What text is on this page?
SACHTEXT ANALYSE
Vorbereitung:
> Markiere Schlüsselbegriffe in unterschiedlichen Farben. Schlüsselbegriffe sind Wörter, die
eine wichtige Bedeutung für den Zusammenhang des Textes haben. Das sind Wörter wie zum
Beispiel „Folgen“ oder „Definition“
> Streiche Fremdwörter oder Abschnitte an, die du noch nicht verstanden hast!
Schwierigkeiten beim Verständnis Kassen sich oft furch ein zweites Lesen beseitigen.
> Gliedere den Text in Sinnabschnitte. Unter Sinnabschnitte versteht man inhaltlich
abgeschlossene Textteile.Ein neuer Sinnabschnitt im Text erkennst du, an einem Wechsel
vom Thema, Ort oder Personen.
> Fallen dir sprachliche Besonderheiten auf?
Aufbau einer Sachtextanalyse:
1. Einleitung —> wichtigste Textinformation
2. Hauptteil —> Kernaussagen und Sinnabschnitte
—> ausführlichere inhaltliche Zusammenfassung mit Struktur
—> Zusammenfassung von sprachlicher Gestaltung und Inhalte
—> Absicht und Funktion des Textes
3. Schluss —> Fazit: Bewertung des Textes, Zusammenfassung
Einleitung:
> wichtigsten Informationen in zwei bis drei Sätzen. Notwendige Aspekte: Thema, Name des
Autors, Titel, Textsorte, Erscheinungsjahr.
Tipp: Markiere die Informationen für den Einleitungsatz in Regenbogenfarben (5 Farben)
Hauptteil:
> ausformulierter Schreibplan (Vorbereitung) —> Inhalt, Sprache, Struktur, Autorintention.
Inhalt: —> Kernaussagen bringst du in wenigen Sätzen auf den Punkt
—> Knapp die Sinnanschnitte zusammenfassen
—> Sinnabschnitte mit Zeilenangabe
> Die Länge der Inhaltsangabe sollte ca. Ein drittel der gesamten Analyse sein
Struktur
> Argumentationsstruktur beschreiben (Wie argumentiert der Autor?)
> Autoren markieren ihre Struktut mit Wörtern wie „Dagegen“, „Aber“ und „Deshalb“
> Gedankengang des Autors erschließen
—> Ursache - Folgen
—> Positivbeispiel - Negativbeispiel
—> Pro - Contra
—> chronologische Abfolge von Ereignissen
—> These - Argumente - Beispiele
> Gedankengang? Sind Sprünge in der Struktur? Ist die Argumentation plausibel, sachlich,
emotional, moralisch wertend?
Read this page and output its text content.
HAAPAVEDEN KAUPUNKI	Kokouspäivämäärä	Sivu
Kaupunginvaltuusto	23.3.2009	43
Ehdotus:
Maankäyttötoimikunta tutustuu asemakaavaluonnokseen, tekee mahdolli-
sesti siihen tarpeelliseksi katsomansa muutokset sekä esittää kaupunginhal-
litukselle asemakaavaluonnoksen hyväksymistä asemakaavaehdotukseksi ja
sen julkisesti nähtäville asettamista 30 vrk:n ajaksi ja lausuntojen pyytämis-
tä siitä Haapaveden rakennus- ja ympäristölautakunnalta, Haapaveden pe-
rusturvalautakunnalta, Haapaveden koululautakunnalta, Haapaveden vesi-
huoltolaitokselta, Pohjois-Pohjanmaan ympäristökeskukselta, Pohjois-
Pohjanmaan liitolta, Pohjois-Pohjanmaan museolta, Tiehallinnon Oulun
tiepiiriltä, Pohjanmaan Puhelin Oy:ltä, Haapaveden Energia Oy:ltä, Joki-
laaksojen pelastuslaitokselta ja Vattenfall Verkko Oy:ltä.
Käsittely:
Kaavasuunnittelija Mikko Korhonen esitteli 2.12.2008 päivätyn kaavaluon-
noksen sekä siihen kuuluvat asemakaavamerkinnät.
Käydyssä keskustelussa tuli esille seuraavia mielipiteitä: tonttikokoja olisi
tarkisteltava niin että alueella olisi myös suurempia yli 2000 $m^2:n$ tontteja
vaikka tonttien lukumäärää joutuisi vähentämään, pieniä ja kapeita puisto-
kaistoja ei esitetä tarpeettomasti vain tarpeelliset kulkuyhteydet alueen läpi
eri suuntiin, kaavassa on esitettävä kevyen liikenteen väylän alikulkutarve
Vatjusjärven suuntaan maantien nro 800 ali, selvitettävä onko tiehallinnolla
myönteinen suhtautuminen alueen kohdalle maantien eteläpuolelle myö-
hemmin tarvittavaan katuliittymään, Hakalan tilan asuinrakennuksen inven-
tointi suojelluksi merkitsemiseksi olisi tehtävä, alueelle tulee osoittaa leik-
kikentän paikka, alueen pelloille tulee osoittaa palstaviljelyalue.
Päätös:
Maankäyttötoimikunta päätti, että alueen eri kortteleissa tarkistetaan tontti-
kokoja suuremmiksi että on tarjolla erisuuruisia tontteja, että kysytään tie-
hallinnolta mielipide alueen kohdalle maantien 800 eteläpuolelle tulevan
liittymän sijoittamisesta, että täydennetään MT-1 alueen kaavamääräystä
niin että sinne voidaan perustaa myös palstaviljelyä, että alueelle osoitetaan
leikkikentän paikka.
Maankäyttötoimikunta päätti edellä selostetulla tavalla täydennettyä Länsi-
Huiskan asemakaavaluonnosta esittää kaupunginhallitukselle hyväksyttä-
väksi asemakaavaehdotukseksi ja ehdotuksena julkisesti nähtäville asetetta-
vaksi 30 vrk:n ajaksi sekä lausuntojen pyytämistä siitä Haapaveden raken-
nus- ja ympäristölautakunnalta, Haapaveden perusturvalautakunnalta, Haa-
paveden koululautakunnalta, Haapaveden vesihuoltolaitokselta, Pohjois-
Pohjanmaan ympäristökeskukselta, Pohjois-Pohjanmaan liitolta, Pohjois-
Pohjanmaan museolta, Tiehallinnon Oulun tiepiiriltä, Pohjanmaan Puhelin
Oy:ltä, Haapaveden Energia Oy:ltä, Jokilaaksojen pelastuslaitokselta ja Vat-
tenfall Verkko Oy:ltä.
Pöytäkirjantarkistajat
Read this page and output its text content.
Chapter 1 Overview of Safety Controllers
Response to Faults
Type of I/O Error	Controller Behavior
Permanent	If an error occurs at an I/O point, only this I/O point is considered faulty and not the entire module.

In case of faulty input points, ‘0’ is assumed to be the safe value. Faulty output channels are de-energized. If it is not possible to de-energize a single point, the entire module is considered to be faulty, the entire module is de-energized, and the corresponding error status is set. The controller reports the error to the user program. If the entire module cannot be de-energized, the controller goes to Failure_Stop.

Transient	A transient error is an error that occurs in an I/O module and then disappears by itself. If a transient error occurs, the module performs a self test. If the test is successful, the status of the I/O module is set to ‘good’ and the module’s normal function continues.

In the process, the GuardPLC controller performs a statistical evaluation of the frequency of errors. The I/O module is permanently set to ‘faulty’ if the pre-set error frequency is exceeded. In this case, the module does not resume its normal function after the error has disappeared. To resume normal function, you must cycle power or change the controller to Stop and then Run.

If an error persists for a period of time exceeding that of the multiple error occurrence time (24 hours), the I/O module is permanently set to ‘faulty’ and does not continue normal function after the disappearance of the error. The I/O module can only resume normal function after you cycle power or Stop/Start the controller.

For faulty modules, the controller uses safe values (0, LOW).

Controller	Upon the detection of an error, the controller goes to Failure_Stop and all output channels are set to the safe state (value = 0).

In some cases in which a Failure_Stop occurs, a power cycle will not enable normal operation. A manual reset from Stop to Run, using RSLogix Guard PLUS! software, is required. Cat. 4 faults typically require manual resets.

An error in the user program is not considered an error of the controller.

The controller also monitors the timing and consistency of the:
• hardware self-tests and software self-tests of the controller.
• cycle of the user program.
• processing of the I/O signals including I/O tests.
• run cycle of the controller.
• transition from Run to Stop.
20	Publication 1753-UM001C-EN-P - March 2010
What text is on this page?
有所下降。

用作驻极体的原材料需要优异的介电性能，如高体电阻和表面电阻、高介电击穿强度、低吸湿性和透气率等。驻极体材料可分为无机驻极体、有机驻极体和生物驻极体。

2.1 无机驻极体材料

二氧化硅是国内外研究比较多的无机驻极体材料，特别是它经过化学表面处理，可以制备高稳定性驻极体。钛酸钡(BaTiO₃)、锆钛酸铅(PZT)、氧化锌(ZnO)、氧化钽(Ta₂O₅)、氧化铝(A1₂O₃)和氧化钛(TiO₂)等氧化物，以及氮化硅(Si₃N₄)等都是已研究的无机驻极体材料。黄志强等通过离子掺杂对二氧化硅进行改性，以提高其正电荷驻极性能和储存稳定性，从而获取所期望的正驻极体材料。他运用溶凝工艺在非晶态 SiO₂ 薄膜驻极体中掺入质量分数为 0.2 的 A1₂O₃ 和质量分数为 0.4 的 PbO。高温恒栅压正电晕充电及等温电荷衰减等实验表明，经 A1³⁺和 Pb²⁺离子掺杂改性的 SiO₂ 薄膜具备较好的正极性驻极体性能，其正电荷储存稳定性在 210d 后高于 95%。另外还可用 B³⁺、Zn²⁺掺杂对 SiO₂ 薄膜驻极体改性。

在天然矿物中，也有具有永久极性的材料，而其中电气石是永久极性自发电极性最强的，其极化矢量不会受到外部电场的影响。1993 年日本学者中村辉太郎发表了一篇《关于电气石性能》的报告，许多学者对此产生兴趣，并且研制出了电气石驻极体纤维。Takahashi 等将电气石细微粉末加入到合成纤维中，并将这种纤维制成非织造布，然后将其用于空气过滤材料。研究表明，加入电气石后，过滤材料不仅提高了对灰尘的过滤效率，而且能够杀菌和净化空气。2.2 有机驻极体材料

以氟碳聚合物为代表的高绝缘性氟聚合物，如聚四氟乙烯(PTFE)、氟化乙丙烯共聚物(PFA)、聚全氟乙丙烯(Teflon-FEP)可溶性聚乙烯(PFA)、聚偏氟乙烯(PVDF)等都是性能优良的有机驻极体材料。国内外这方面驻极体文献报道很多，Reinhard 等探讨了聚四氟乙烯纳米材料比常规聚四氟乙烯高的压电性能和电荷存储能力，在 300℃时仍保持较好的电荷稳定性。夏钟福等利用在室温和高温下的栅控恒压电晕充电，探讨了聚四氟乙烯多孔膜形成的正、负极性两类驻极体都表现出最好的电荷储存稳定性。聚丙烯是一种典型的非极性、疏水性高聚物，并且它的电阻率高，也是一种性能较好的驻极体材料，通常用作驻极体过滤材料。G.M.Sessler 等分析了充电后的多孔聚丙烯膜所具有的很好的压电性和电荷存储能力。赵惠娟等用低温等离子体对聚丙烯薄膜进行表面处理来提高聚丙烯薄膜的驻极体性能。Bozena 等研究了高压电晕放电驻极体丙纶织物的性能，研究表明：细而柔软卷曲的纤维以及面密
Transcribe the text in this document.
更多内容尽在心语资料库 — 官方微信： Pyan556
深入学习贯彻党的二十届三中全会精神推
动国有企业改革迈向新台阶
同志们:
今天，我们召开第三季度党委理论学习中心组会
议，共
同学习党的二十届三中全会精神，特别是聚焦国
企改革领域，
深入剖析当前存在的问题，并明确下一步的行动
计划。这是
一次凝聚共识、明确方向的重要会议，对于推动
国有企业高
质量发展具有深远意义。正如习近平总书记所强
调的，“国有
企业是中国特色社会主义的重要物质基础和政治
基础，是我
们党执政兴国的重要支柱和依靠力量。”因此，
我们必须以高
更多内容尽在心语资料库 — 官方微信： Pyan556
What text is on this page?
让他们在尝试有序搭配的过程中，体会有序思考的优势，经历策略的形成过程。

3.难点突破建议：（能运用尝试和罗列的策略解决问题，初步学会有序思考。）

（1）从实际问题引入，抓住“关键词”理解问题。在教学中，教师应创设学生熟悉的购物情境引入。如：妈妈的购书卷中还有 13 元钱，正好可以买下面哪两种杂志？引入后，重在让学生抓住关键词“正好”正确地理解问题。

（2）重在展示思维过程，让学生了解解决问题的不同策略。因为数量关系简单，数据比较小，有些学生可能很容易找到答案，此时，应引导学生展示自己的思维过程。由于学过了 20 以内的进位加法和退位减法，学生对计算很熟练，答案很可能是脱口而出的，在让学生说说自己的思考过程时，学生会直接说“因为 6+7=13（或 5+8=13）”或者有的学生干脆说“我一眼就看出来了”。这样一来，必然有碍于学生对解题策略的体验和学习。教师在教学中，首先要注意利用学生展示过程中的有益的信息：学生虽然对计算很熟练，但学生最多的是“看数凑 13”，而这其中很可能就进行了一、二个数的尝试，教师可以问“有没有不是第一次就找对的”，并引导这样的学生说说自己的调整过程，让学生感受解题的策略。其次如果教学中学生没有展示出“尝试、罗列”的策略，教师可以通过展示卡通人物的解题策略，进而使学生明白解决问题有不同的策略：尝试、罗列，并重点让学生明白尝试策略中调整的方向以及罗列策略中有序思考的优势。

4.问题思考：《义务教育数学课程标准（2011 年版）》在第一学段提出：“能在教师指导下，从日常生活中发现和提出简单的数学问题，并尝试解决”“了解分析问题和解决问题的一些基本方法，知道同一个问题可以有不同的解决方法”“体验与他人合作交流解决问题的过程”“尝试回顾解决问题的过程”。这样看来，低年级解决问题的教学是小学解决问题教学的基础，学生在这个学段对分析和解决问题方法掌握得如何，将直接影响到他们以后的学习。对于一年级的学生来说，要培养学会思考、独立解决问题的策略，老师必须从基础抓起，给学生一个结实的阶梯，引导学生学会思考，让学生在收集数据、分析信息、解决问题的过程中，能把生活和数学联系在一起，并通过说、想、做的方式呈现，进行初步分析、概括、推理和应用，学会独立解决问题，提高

• GIVEN REQUEST: Check each line of the data above for the string "tests" and report only how many lines have it.

• ANSWER IN FULL: 2